Consigne
Recopiez telles quelles les lignes comprises entre celle qui contient « Patent image size: (1270, 931). » et celle qui contient « The graphitic network », ces deux lignes incluses.
----- Enregistrements de données
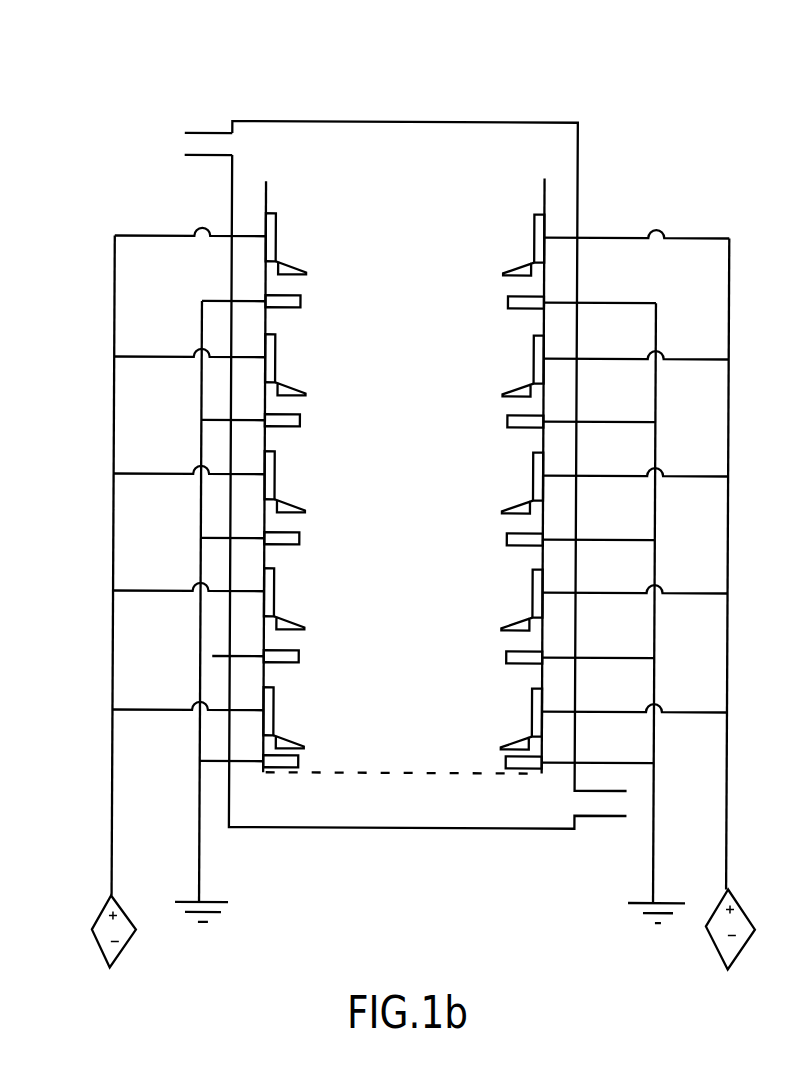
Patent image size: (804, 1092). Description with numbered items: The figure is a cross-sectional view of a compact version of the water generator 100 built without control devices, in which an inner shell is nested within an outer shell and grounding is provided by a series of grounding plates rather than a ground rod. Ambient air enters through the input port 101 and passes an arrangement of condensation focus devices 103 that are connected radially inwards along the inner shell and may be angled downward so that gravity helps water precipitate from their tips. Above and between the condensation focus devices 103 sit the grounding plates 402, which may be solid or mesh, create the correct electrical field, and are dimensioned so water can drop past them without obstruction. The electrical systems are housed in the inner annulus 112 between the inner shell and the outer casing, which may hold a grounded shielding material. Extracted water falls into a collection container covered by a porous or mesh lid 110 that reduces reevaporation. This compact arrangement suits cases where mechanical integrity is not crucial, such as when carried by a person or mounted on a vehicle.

The water generator 100 is at (637, 68).
The input port 101 is at (202, 122).
The condensation focus device 103 is at (270, 362).
The porous or mesh lid 110 is at (340, 782).
The inner annulus 112 is at (552, 212).
The grounding plate 402 is at (263, 548).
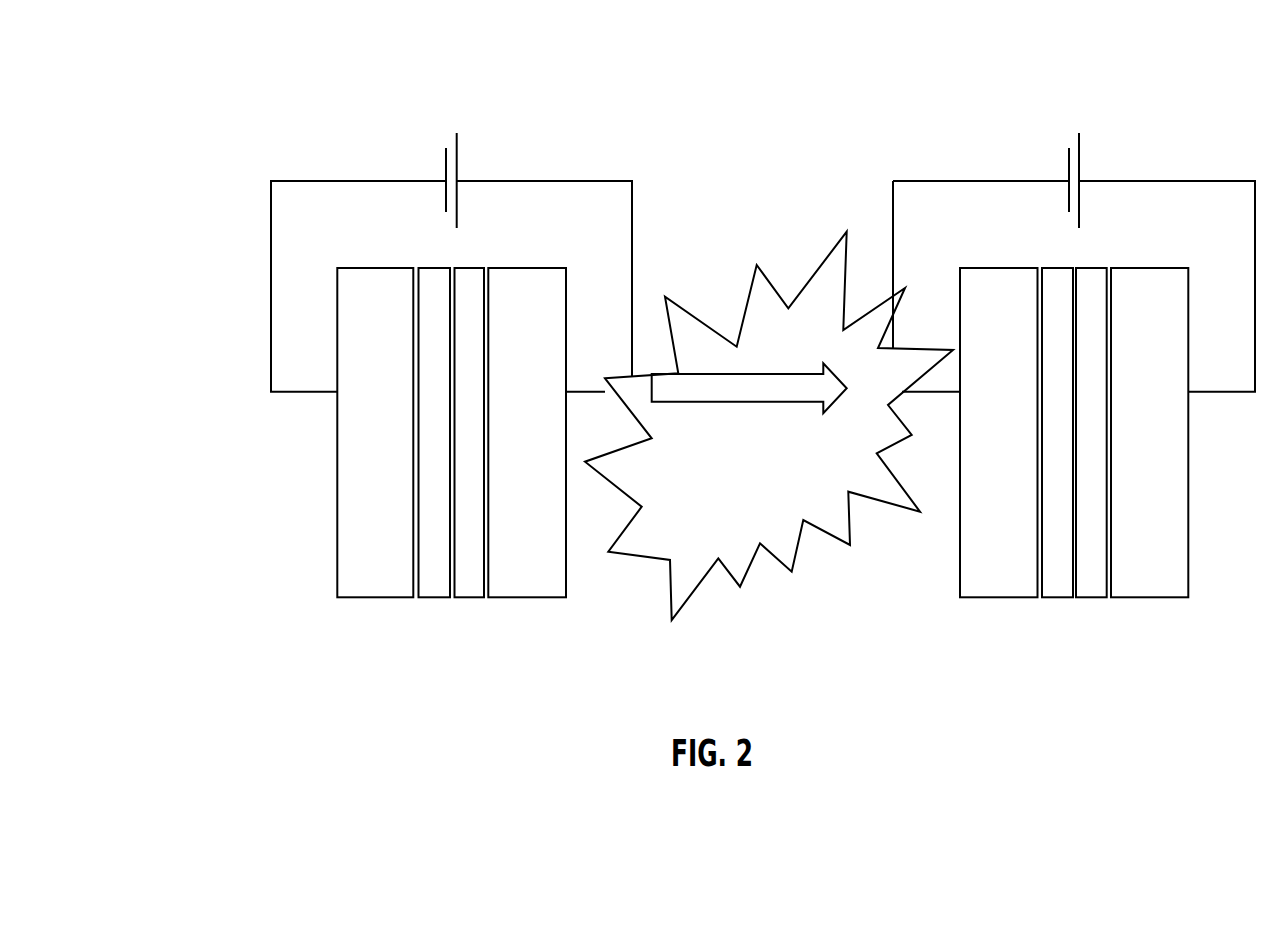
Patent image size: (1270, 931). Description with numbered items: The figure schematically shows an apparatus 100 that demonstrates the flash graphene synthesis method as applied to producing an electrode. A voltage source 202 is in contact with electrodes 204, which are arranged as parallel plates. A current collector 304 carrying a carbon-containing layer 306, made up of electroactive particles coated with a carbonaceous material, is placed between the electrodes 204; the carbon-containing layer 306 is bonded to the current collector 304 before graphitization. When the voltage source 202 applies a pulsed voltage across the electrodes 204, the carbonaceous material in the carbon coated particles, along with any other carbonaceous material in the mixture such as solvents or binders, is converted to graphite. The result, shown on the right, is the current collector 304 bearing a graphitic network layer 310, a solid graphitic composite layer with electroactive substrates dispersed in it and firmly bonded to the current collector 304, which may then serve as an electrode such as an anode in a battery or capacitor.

The apparatus 100 is at (158, 82).
The voltage source 202 is at (446, 167).
The electrodes 204 is at (350, 487).
The current collector 304 is at (466, 287).
The carbon-containing layer 306 is at (432, 287).
The graphitic network layer 310 is at (1063, 287).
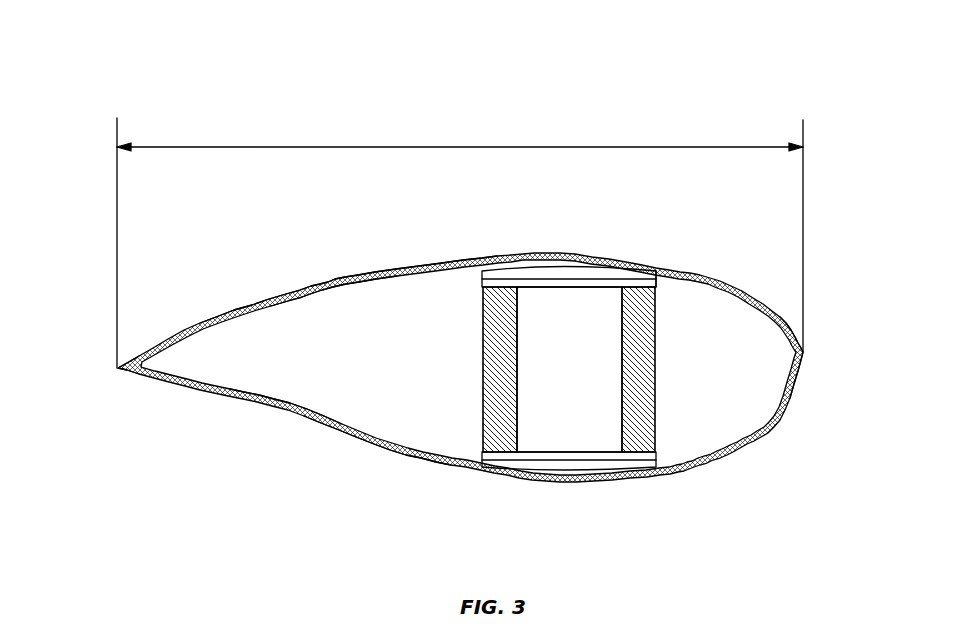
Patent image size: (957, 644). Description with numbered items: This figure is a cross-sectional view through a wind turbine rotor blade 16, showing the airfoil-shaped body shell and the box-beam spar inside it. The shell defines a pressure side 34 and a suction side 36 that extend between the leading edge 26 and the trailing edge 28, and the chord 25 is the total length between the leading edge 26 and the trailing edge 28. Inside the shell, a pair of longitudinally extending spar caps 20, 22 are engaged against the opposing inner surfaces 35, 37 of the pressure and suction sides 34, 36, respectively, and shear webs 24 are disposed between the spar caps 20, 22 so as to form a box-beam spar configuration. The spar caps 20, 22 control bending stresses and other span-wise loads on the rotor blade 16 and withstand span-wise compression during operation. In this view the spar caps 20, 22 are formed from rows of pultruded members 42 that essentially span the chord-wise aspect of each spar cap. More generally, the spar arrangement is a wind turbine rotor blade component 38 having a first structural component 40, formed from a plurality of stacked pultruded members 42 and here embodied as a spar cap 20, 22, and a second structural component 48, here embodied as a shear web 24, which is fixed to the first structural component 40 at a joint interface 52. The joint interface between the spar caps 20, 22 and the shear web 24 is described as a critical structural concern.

The rotor blade 16 is at (735, 95).
The spar cap 20 is at (567, 379).
The spar cap 22 is at (552, 504).
The shear web 24 is at (482, 375).
The chord 25 is at (338, 147).
The leading edge 26 is at (805, 366).
The trailing edge 28 is at (118, 370).
The pressure side 34 is at (390, 450).
The inner surface of pressure side 35 is at (288, 408).
The suction side 36 is at (358, 276).
The inner surface of suction side 37 is at (332, 298).
The wind turbine rotor blade component 38 is at (457, 301).
The first structural component 40 is at (612, 258).
The pultruded member 42 is at (490, 463).
The second structural component 48 is at (530, 394).
The joint interface 52 is at (676, 296).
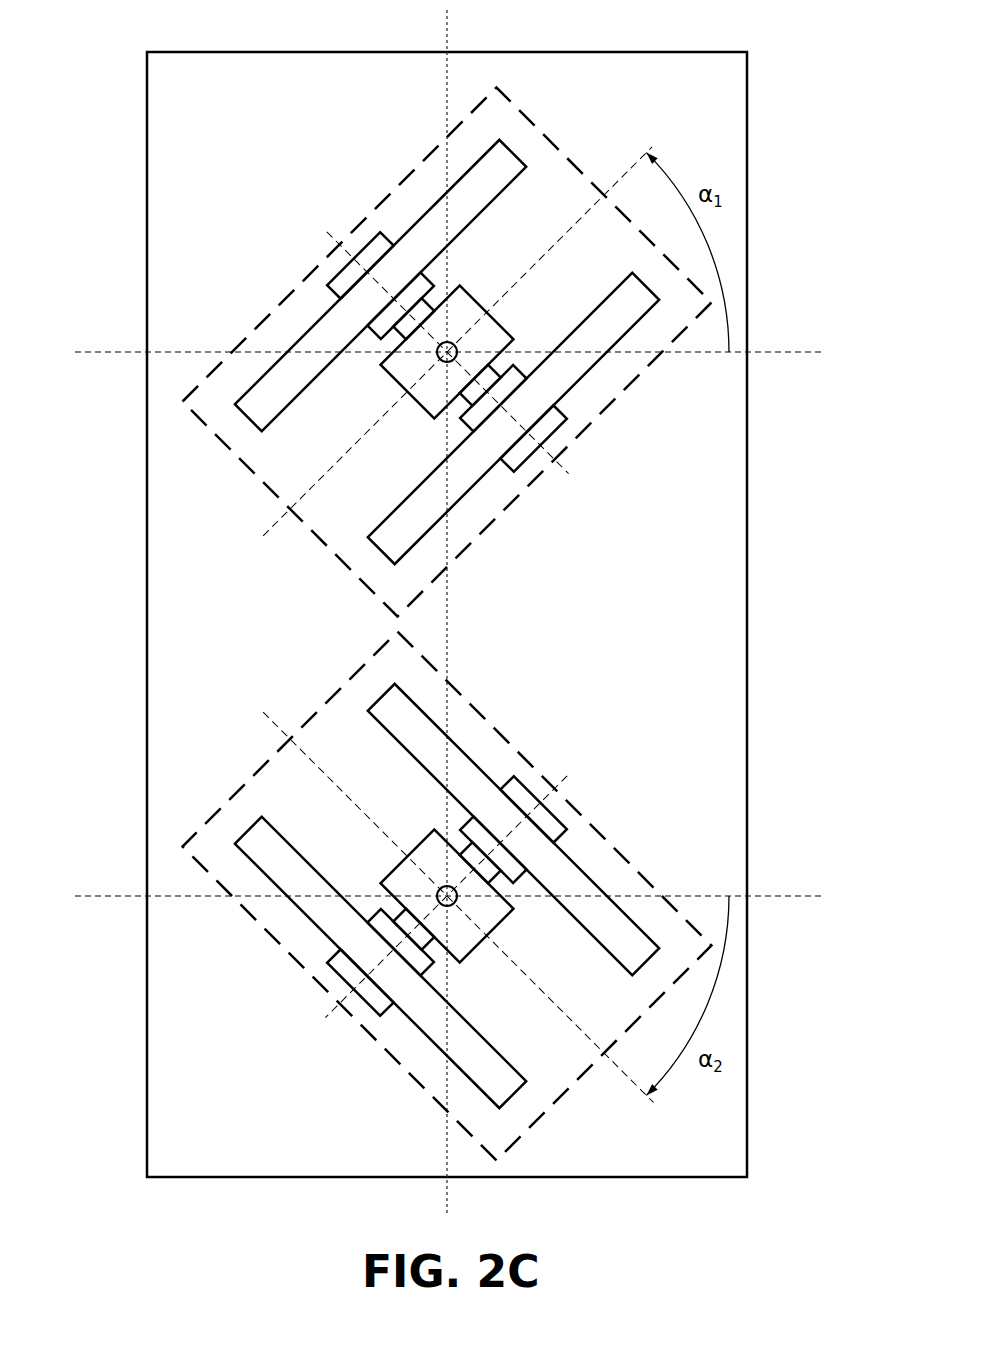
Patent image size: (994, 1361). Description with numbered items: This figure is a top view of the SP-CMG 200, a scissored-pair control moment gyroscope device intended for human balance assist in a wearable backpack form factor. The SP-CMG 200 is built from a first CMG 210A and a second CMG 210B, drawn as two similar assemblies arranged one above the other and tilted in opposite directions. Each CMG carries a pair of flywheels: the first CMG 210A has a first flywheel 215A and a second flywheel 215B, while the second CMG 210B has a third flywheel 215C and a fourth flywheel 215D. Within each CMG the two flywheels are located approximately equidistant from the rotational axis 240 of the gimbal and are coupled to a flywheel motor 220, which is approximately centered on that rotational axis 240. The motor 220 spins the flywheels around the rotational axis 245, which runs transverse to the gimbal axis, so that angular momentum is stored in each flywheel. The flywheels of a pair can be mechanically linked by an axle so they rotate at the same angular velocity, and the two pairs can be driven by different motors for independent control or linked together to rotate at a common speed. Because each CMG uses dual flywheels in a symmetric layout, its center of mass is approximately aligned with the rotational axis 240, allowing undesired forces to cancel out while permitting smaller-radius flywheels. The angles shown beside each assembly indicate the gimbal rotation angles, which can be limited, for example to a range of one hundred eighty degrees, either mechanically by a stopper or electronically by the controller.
----------
Corrigé
Patent image size: (1270, 931). Description with numbered items: The figure schematically shows an apparatus 100 that demonstrates the flash graphene synthesis method as applied to producing an electrode. A voltage source 202 is in contact with electrodes 204, which are arranged as parallel plates. A current collector 304 carrying a carbon-containing layer 306, made up of electroactive particles coated with a carbonaceous material, is placed between the electrodes 204; the carbon-containing layer 306 is bonded to the current collector 304 before graphitization. When the voltage source 202 applies a pulsed voltage across the electrodes 204, the carbonaceous material in the carbon coated particles, along with any other carbonaceous material in the mixture such as solvents or binders, is converted to graphite. The result, shown on the right, is the current collector 304 bearing a graphitic network layer 310, a solid graphitic composite layer with electroactive substrates dispersed in it and firmly bonded to the current collector 304, which may then serve as an electrode such as an anode in a battery or capacitor.

The apparatus 100 is at (158, 82).
The voltage source 202 is at (446, 167).
The electrodes 204 is at (350, 487).
The current collector 304 is at (466, 287).
The carbon-containing layer 306 is at (432, 287).
The graphitic network layer 310 is at (1063, 287).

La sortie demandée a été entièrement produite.